### Task objective
List each line of the data in which the string "aliquet" appears.

[Stored data entries]
============================================================
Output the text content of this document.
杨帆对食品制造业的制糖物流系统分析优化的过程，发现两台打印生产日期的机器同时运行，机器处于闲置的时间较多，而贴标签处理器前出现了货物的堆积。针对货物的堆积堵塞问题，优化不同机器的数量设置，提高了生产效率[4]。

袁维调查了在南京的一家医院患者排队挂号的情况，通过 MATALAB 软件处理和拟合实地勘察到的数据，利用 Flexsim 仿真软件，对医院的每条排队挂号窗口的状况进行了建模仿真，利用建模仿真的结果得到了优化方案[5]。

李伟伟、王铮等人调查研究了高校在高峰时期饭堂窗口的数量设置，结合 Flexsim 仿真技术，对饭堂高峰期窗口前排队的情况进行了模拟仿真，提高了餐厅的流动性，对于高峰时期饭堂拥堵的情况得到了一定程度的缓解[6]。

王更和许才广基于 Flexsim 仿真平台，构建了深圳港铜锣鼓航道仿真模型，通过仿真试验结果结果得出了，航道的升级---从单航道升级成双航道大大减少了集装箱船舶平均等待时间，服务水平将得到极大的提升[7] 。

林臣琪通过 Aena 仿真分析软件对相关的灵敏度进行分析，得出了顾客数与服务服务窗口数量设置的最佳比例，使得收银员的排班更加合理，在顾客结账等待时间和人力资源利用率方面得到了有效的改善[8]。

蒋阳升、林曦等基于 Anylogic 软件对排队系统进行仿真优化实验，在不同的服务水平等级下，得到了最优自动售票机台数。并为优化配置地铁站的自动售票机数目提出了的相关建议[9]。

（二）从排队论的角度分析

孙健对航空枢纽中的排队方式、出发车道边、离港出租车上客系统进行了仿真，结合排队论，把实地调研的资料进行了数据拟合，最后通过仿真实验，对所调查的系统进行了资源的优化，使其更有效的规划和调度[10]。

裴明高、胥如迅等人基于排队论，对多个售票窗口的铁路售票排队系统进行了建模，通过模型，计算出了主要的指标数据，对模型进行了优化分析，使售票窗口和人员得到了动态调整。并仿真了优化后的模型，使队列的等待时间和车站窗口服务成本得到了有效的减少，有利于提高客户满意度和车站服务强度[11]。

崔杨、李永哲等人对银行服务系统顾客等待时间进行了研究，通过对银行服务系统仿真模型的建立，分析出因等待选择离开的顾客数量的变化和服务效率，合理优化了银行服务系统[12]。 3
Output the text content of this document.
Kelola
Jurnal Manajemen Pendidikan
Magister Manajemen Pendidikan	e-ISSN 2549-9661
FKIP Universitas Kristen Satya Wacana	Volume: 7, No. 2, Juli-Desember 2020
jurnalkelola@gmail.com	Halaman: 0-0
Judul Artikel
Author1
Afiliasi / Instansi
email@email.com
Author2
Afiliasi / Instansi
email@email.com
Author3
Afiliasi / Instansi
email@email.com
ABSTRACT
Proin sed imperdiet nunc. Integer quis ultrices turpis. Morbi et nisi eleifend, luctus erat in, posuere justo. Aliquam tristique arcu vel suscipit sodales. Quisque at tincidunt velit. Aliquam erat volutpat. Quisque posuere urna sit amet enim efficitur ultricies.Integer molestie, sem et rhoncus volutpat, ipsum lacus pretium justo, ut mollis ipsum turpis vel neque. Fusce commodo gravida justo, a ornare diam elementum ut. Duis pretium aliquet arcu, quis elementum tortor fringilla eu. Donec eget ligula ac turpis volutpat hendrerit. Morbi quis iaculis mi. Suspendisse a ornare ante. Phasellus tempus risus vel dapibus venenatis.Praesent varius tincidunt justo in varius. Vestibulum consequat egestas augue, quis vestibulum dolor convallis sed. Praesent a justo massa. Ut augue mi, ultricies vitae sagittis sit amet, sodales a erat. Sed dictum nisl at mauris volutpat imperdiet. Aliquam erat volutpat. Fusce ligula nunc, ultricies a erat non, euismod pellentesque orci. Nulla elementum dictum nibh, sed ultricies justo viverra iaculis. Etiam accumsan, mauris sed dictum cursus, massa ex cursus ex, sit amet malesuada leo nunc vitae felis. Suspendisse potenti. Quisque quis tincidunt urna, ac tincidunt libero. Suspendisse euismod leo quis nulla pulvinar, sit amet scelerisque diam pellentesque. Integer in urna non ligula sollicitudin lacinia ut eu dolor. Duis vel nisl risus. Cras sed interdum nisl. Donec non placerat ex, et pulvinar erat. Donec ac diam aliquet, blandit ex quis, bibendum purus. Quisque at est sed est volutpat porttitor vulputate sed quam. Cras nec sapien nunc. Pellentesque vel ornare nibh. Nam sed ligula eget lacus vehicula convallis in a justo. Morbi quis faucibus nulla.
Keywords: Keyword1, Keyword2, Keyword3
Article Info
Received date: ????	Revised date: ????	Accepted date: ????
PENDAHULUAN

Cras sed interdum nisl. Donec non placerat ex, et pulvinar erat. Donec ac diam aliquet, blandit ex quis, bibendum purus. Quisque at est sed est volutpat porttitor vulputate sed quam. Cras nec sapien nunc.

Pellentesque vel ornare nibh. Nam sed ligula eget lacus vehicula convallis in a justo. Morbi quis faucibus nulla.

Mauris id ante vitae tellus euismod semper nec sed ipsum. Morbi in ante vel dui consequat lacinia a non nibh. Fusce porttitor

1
============================================================
### Full output
Proin sed imperdiet nunc. Integer quis ultrices turpis. Morbi et nisi eleifend, luctus erat in, posuere justo. Aliquam tristique arcu vel suscipit sodales. Quisque at tincidunt velit. Aliquam erat volutpat. Quisque posuere urna sit amet enim efficitur ultricies.Integer molestie, sem et rhoncus volutpat, ipsum lacus pretium justo, ut mollis ipsum turpis vel neque. Fusce commodo gravida justo, a ornare diam elementum ut. Duis pretium aliquet arcu, quis elementum tortor fringilla eu. Donec eget ligula ac turpis volutpat hendrerit. Morbi quis iaculis mi. Suspendisse a ornare ante. Phasellus tempus risus vel dapibus venenatis.Praesent varius tincidunt justo in varius. Vestibulum consequat egestas augue, quis vestibulum dolor convallis sed. Praesent a justo massa. Ut augue mi, ultricies vitae sagittis sit amet, sodales a erat. Sed dictum nisl at mauris volutpat imperdiet. Aliquam erat volutpat. Fusce ligula nunc, ultricies a erat non, euismod pellentesque orci. Nulla elementum dictum nibh, sed ultricies justo viverra iaculis. Etiam accumsan, mauris sed dictum cursus, massa ex cursus ex, sit amet malesuada leo nunc vitae felis. Suspendisse potenti. Quisque quis tincidunt urna, ac tincidunt libero. Suspendisse euismod leo quis nulla pulvinar, sit amet scelerisque diam pellentesque. Integer in urna non ligula sollicitudin lacinia ut eu dolor. Duis vel nisl risus. Cras sed interdum nisl. Donec non placerat ex, et pulvinar erat. Donec ac diam aliquet, blandit ex quis, bibendum purus. Quisque at est sed est volutpat porttitor vulputate sed quam. Cras nec sapien nunc. Pellentesque vel ornare nibh. Nam sed ligula eget lacus vehicula convallis in a justo. Morbi quis faucibus nulla.
Cras sed interdum nisl. Donec non placerat ex, et pulvinar erat. Donec ac diam aliquet, blandit ex quis, bibendum purus. Quisque at est sed est volutpat porttitor vulputate sed quam. Cras nec sapien nunc.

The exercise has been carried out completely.